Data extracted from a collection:
====

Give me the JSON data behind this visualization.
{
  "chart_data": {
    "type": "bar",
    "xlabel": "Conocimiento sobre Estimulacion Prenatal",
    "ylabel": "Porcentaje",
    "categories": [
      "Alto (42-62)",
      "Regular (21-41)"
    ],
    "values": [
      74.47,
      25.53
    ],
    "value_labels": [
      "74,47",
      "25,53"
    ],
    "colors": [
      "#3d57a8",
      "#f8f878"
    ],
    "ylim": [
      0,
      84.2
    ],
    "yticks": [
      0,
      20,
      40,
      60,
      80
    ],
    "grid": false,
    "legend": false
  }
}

====

--- Directions ---
Copy out the full material exactly as it appears.

--- Full answer ---
Give me the JSON data behind this visualization.
{
  "chart_data": {
    "type": "bar",
    "xlabel": "Conocimiento sobre Estimulacion Prenatal",
    "ylabel": "Porcentaje",
    "categories": [
      "Alto (42-62)",
      "Regular (21-41)"
    ],
    "values": [
      74.47,
      25.53
    ],
    "value_labels": [
      "74,47",
      "25,53"
    ],
    "colors": [
      "#3d57a8",
      "#f8f878"
    ],
    "ylim": [
      0,
      84.2
    ],
    "yticks": [
      0,
      20,
      40,
      60,
      80
    ],
    "grid": false,
    "legend": false
  }
}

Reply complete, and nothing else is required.